## Task statement
Output each line exactly as it appears, skipping any embedded picture.

** Start of Source records **

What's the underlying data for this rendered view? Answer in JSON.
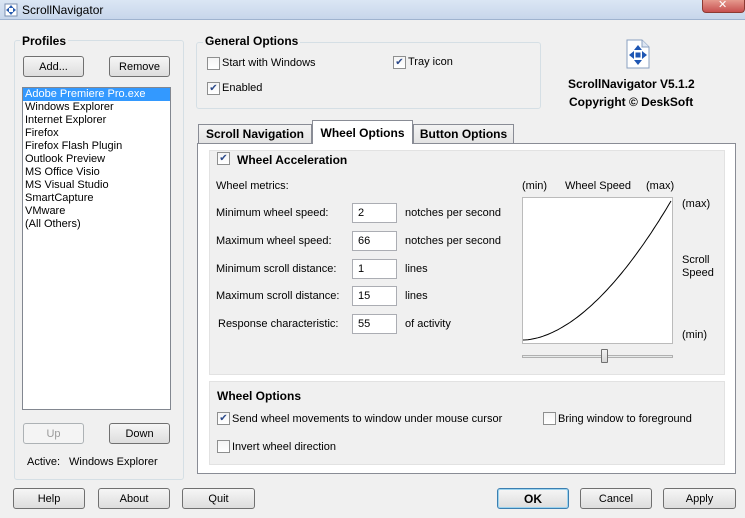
{
  "window": {
    "title": "ScrollNavigator"
  },
  "profiles": {
    "title": "Profiles",
    "add_label": "Add...",
    "remove_label": "Remove",
    "items": [
      "Adobe Premiere Pro.exe",
      "Windows Explorer",
      "Internet Explorer",
      "Firefox",
      "Firefox Flash Plugin",
      "Outlook Preview",
      "MS Office Visio",
      "MS Visual Studio",
      "SmartCapture",
      "VMware",
      "(All Others)"
    ],
    "selected_index": 0,
    "up_label": "Up",
    "down_label": "Down",
    "active_label": "Active:",
    "active_value": "Windows Explorer"
  },
  "general": {
    "title": "General Options",
    "start_with_windows": {
      "label": "Start with Windows",
      "checked": false
    },
    "tray_icon": {
      "label": "Tray icon",
      "checked": true
    },
    "enabled": {
      "label": "Enabled",
      "checked": true
    }
  },
  "about": {
    "version": "ScrollNavigator V5.1.2",
    "copyright": "Copyright © DeskSoft"
  },
  "tabs": [
    {
      "label": "Scroll Navigation",
      "active": false
    },
    {
      "label": "Wheel Options",
      "active": true
    },
    {
      "label": "Button Options",
      "active": false
    }
  ],
  "accel": {
    "title": "Wheel Acceleration",
    "checked": true,
    "metrics_label": "Wheel metrics:",
    "rows": [
      {
        "label": "Minimum wheel speed:",
        "value": "2",
        "unit": "notches per second"
      },
      {
        "label": "Maximum wheel speed:",
        "value": "66",
        "unit": "notches per second"
      },
      {
        "label": "Minimum scroll distance:",
        "value": "1",
        "unit": "lines"
      },
      {
        "label": "Maximum scroll distance:",
        "value": "15",
        "unit": "lines"
      },
      {
        "label": "Response characteristic:",
        "value": "55",
        "unit": "of activity"
      }
    ],
    "graph": {
      "x_min_label": "(min)",
      "x_title": "Wheel Speed",
      "x_max_label": "(max)",
      "y_max_label": "(max)",
      "y_title_line1": "Scroll",
      "y_title_line2": "Speed",
      "y_min_label": "(min)",
      "slider_value": 0.55
    }
  },
  "wheel_options": {
    "title": "Wheel Options",
    "send_under_cursor": {
      "label": "Send wheel movements to window under mouse cursor",
      "checked": true
    },
    "bring_foreground": {
      "label": "Bring window to foreground",
      "checked": false
    },
    "invert": {
      "label": "Invert wheel direction",
      "checked": false
    }
  },
  "footer": {
    "help_label": "Help",
    "about_label": "About",
    "quit_label": "Quit",
    "ok_label": "OK",
    "cancel_label": "Cancel",
    "apply_label": "Apply"
  }
}
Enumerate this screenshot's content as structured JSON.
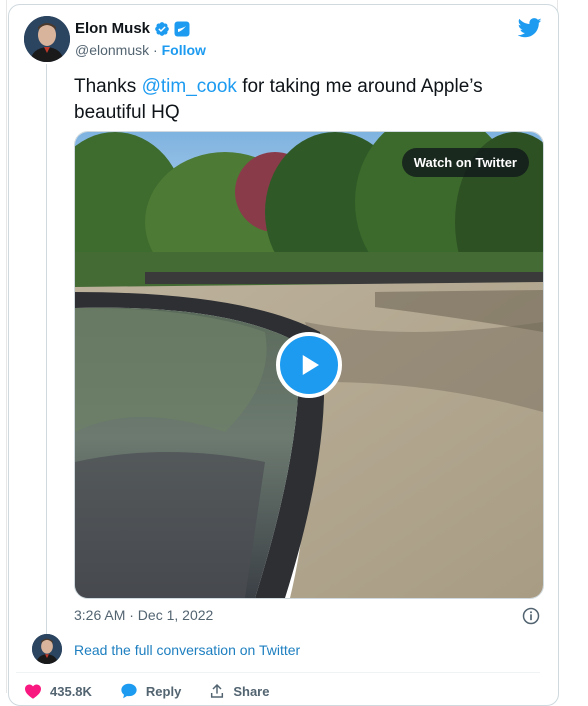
{
  "author": {
    "name": "Elon Musk",
    "handle": "@elonmusk",
    "separator": "·",
    "follow_label": "Follow"
  },
  "tweet": {
    "text_before": "Thanks ",
    "mention": "@tim_cook",
    "text_after": " for taking me around Apple’s beautiful HQ"
  },
  "media": {
    "watch_label": "Watch on Twitter"
  },
  "timestamp": "3:26 AM · Dec 1, 2022",
  "read_conversation": "Read the full conversation on Twitter",
  "actions": {
    "likes": "435.8K",
    "reply_label": "Reply",
    "share_label": "Share"
  },
  "icons": [
    "verified-icon",
    "gov-label-icon",
    "twitter-bird-icon",
    "play-icon",
    "info-icon",
    "heart-icon",
    "reply-icon",
    "share-icon"
  ],
  "colors": {
    "accent": "#1d9bf0",
    "like": "#f91880",
    "muted": "#536471"
  }
}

** End of Source records **

## Task result
What's the underlying data for this rendered view? Answer in JSON.
{
  "window": {
    "title": "ScrollNavigator"
  },
  "profiles": {
    "title": "Profiles",
    "add_label": "Add...",
    "remove_label": "Remove",
    "items": [
      "Adobe Premiere Pro.exe",
      "Windows Explorer",
      "Internet Explorer",
      "Firefox",
      "Firefox Flash Plugin",
      "Outlook Preview",
      "MS Office Visio",
      "MS Visual Studio",
      "SmartCapture",
      "VMware",
      "(All Others)"
    ],
    "selected_index": 0,
    "up_label": "Up",
    "down_label": "Down",
    "active_label": "Active:",
    "active_value": "Windows Explorer"
  },
  "general": {
    "title": "General Options",
    "start_with_windows": {
      "label": "Start with Windows",
      "checked": false
    },
    "tray_icon": {
      "label": "Tray icon",
      "checked": true
    },
    "enabled": {
      "label": "Enabled",
      "checked": true
    }
  },
  "about": {
    "version": "ScrollNavigator V5.1.2",
    "copyright": "Copyright © DeskSoft"
  },
  "tabs": [
    {
      "label": "Scroll Navigation",
      "active": false
    },
    {
      "label": "Wheel Options",
      "active": true
    },
    {
      "label": "Button Options",
      "active": false
    }
  ],
  "accel": {
    "title": "Wheel Acceleration",
    "checked": true,
    "metrics_label": "Wheel metrics:",
    "rows": [
      {
        "label": "Minimum wheel speed:",
        "value": "2",
        "unit": "notches per second"
      },
      {
        "label": "Maximum wheel speed:",
        "value": "66",
        "unit": "notches per second"
      },
      {
        "label": "Minimum scroll distance:",
        "value": "1",
        "unit": "lines"
      },
      {
        "label": "Maximum scroll distance:",
        "value": "15",
        "unit": "lines"
      },
      {
        "label": "Response characteristic:",
        "value": "55",
        "unit": "of activity"
      }
    ],
    "graph": {
      "x_min_label": "(min)",
      "x_title": "Wheel Speed",
      "x_max_label": "(max)",
      "y_max_label": "(max)",
      "y_title_line1": "Scroll",
      "y_title_line2": "Speed",
      "y_min_label": "(min)",
      "slider_value": 0.55
    }
  },
  "wheel_options": {
    "title": "Wheel Options",
    "send_under_cursor": {
      "label": "Send wheel movements to window under mouse cursor",
      "checked": true
    },
    "bring_foreground": {
      "label": "Bring window to foreground",
      "checked": false
    },
    "invert": {
      "label": "Invert wheel direction",
      "checked": false
    }
  },
  "footer": {
    "help_label": "Help",
    "about_label": "About",
    "quit_label": "Quit",
    "ok_label": "OK",
    "cancel_label": "Cancel",
    "apply_label": "Apply"
  }
}
Enumerate this screenshot's content as structured JSON.
{
  "author": {
    "name": "Elon Musk",
    "handle": "@elonmusk",
    "separator": "·",
    "follow_label": "Follow"
  },
  "tweet": {
    "text_before": "Thanks ",
    "mention": "@tim_cook",
    "text_after": " for taking me around Apple’s beautiful HQ"
  },
  "media": {
    "watch_label": "Watch on Twitter"
  },
  "timestamp": "3:26 AM · Dec 1, 2022",
  "read_conversation": "Read the full conversation on Twitter",
  "actions": {
    "likes": "435.8K",
    "reply_label": "Reply",
    "share_label": "Share"
  },
  "icons": [
    "verified-icon",
    "gov-label-icon",
    "twitter-bird-icon",
    "play-icon",
    "info-icon",
    "heart-icon",
    "reply-icon",
    "share-icon"
  ],
  "colors": {
    "accent": "#1d9bf0",
    "like": "#f91880",
    "muted": "#536471"
  }
}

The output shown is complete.